[Figure dataset records]

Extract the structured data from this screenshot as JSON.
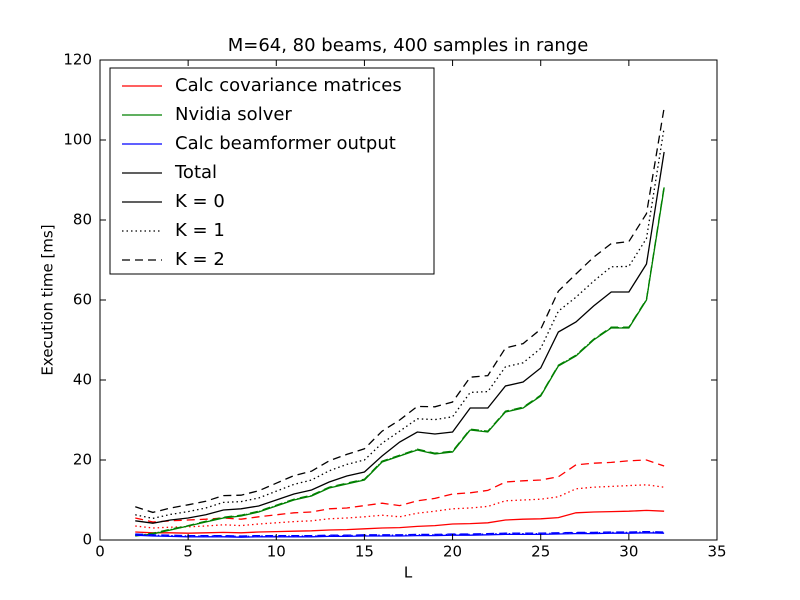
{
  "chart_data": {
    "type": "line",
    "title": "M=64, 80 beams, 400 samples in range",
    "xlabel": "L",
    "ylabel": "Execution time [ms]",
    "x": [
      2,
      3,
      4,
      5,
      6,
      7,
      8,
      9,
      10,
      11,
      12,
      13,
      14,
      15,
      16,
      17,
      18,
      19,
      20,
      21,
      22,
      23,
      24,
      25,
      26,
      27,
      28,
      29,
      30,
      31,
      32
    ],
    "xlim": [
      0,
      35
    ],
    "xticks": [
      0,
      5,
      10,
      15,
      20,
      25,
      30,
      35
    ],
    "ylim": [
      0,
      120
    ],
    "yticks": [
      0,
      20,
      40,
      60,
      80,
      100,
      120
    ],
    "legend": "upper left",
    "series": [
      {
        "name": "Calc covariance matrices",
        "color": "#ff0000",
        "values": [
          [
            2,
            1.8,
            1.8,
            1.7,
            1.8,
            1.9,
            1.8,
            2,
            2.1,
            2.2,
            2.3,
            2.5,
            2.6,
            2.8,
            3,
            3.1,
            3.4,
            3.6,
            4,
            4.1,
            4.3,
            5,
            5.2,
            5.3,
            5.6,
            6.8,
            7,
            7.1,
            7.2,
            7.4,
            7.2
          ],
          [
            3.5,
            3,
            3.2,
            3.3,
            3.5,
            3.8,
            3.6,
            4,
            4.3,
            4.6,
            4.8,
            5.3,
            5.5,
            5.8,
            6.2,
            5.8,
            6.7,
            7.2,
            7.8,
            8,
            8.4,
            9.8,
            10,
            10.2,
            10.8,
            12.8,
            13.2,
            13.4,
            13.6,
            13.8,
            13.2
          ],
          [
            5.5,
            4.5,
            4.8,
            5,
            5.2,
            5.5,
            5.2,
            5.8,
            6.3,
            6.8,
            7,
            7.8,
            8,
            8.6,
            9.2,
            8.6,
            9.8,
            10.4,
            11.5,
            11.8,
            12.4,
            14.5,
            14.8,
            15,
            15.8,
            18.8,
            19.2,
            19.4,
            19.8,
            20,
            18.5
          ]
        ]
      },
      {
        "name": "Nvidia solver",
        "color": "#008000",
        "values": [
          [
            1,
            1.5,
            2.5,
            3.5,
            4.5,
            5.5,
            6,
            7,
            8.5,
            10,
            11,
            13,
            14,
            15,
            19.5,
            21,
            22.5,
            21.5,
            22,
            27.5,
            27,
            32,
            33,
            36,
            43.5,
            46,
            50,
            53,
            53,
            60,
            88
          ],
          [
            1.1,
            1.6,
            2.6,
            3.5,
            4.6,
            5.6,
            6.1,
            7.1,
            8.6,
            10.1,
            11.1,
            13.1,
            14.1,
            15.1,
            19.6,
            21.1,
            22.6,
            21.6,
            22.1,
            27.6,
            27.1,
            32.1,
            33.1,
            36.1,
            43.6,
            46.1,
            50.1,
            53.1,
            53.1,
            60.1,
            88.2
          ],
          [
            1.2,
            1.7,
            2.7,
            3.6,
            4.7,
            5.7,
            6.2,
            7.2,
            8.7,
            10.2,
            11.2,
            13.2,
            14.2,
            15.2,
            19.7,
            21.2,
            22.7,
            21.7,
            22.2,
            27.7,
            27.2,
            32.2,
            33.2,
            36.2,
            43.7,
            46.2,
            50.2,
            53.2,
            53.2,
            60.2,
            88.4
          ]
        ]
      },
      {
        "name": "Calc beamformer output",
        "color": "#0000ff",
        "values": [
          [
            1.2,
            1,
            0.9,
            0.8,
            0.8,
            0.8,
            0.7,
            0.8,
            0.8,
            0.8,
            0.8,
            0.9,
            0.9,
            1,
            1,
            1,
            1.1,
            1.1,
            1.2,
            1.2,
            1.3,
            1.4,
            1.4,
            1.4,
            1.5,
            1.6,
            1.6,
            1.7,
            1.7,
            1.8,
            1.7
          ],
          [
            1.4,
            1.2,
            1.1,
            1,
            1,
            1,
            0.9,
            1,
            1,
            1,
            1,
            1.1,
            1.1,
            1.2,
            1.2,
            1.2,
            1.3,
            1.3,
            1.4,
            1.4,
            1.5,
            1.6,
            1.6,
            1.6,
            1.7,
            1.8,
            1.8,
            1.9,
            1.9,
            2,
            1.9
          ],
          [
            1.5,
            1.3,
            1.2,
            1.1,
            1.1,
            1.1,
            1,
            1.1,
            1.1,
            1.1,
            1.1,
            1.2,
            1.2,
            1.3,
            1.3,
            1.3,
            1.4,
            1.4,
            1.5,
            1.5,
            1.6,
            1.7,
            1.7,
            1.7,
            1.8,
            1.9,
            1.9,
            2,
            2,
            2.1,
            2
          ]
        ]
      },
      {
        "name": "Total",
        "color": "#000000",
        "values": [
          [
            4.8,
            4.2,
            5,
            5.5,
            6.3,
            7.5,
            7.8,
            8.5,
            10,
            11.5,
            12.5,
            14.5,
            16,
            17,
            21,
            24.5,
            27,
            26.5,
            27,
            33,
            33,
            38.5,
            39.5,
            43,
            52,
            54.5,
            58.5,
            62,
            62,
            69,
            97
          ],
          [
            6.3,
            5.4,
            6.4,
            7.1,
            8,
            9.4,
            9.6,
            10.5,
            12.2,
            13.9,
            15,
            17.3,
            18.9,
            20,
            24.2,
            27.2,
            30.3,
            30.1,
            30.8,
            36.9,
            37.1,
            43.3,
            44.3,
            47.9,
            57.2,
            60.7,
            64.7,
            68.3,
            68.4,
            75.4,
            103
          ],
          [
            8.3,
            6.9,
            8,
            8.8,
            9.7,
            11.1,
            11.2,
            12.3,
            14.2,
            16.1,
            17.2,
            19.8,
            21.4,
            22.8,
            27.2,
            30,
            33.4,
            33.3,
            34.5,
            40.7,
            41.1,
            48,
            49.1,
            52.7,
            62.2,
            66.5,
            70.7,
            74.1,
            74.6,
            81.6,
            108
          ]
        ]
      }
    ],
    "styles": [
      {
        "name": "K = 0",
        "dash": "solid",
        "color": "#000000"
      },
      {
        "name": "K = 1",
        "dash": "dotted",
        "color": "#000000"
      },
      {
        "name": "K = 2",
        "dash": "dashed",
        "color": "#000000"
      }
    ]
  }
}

[EXERCISE DIRECTIONS]
Give back the entries verbatim. Do not include any picture.

[SOLUTION]
Extract the structured data from this screenshot as JSON.
{
  "chart_data": {
    "type": "line",
    "title": "M=64, 80 beams, 400 samples in range",
    "xlabel": "L",
    "ylabel": "Execution time [ms]",
    "x": [
      2,
      3,
      4,
      5,
      6,
      7,
      8,
      9,
      10,
      11,
      12,
      13,
      14,
      15,
      16,
      17,
      18,
      19,
      20,
      21,
      22,
      23,
      24,
      25,
      26,
      27,
      28,
      29,
      30,
      31,
      32
    ],
    "xlim": [
      0,
      35
    ],
    "xticks": [
      0,
      5,
      10,
      15,
      20,
      25,
      30,
      35
    ],
    "ylim": [
      0,
      120
    ],
    "yticks": [
      0,
      20,
      40,
      60,
      80,
      100,
      120
    ],
    "legend": "upper left",
    "series": [
      {
        "name": "Calc covariance matrices",
        "color": "#ff0000",
        "values": [
          [
            2,
            1.8,
            1.8,
            1.7,
            1.8,
            1.9,
            1.8,
            2,
            2.1,
            2.2,
            2.3,
            2.5,
            2.6,
            2.8,
            3,
            3.1,
            3.4,
            3.6,
            4,
            4.1,
            4.3,
            5,
            5.2,
            5.3,
            5.6,
            6.8,
            7,
            7.1,
            7.2,
            7.4,
            7.2
          ],
          [
            3.5,
            3,
            3.2,
            3.3,
            3.5,
            3.8,
            3.6,
            4,
            4.3,
            4.6,
            4.8,
            5.3,
            5.5,
            5.8,
            6.2,
            5.8,
            6.7,
            7.2,
            7.8,
            8,
            8.4,
            9.8,
            10,
            10.2,
            10.8,
            12.8,
            13.2,
            13.4,
            13.6,
            13.8,
            13.2
          ],
          [
            5.5,
            4.5,
            4.8,
            5,
            5.2,
            5.5,
            5.2,
            5.8,
            6.3,
            6.8,
            7,
            7.8,
            8,
            8.6,
            9.2,
            8.6,
            9.8,
            10.4,
            11.5,
            11.8,
            12.4,
            14.5,
            14.8,
            15,
            15.8,
            18.8,
            19.2,
            19.4,
            19.8,
            20,
            18.5
          ]
        ]
      },
      {
        "name": "Nvidia solver",
        "color": "#008000",
        "values": [
          [
            1,
            1.5,
            2.5,
            3.5,
            4.5,
            5.5,
            6,
            7,
            8.5,
            10,
            11,
            13,
            14,
            15,
            19.5,
            21,
            22.5,
            21.5,
            22,
            27.5,
            27,
            32,
            33,
            36,
            43.5,
            46,
            50,
            53,
            53,
            60,
            88
          ],
          [
            1.1,
            1.6,
            2.6,
            3.5,
            4.6,
            5.6,
            6.1,
            7.1,
            8.6,
            10.1,
            11.1,
            13.1,
            14.1,
            15.1,
            19.6,
            21.1,
            22.6,
            21.6,
            22.1,
            27.6,
            27.1,
            32.1,
            33.1,
            36.1,
            43.6,
            46.1,
            50.1,
            53.1,
            53.1,
            60.1,
            88.2
          ],
          [
            1.2,
            1.7,
            2.7,
            3.6,
            4.7,
            5.7,
            6.2,
            7.2,
            8.7,
            10.2,
            11.2,
            13.2,
            14.2,
            15.2,
            19.7,
            21.2,
            22.7,
            21.7,
            22.2,
            27.7,
            27.2,
            32.2,
            33.2,
            36.2,
            43.7,
            46.2,
            50.2,
            53.2,
            53.2,
            60.2,
            88.4
          ]
        ]
      },
      {
        "name": "Calc beamformer output",
        "color": "#0000ff",
        "values": [
          [
            1.2,
            1,
            0.9,
            0.8,
            0.8,
            0.8,
            0.7,
            0.8,
            0.8,
            0.8,
            0.8,
            0.9,
            0.9,
            1,
            1,
            1,
            1.1,
            1.1,
            1.2,
            1.2,
            1.3,
            1.4,
            1.4,
            1.4,
            1.5,
            1.6,
            1.6,
            1.7,
            1.7,
            1.8,
            1.7
          ],
          [
            1.4,
            1.2,
            1.1,
            1,
            1,
            1,
            0.9,
            1,
            1,
            1,
            1,
            1.1,
            1.1,
            1.2,
            1.2,
            1.2,
            1.3,
            1.3,
            1.4,
            1.4,
            1.5,
            1.6,
            1.6,
            1.6,
            1.7,
            1.8,
            1.8,
            1.9,
            1.9,
            2,
            1.9
          ],
          [
            1.5,
            1.3,
            1.2,
            1.1,
            1.1,
            1.1,
            1,
            1.1,
            1.1,
            1.1,
            1.1,
            1.2,
            1.2,
            1.3,
            1.3,
            1.3,
            1.4,
            1.4,
            1.5,
            1.5,
            1.6,
            1.7,
            1.7,
            1.7,
            1.8,
            1.9,
            1.9,
            2,
            2,
            2.1,
            2
          ]
        ]
      },
      {
        "name": "Total",
        "color": "#000000",
        "values": [
          [
            4.8,
            4.2,
            5,
            5.5,
            6.3,
            7.5,
            7.8,
            8.5,
            10,
            11.5,
            12.5,
            14.5,
            16,
            17,
            21,
            24.5,
            27,
            26.5,
            27,
            33,
            33,
            38.5,
            39.5,
            43,
            52,
            54.5,
            58.5,
            62,
            62,
            69,
            97
          ],
          [
            6.3,
            5.4,
            6.4,
            7.1,
            8,
            9.4,
            9.6,
            10.5,
            12.2,
            13.9,
            15,
            17.3,
            18.9,
            20,
            24.2,
            27.2,
            30.3,
            30.1,
            30.8,
            36.9,
            37.1,
            43.3,
            44.3,
            47.9,
            57.2,
            60.7,
            64.7,
            68.3,
            68.4,
            75.4,
            103
          ],
          [
            8.3,
            6.9,
            8,
            8.8,
            9.7,
            11.1,
            11.2,
            12.3,
            14.2,
            16.1,
            17.2,
            19.8,
            21.4,
            22.8,
            27.2,
            30,
            33.4,
            33.3,
            34.5,
            40.7,
            41.1,
            48,
            49.1,
            52.7,
            62.2,
            66.5,
            70.7,
            74.1,
            74.6,
            81.6,
            108
          ]
        ]
      }
    ],
    "styles": [
      {
        "name": "K = 0",
        "dash": "solid",
        "color": "#000000"
      },
      {
        "name": "K = 1",
        "dash": "dotted",
        "color": "#000000"
      },
      {
        "name": "K = 2",
        "dash": "dashed",
        "color": "#000000"
      }
    ]
  }
}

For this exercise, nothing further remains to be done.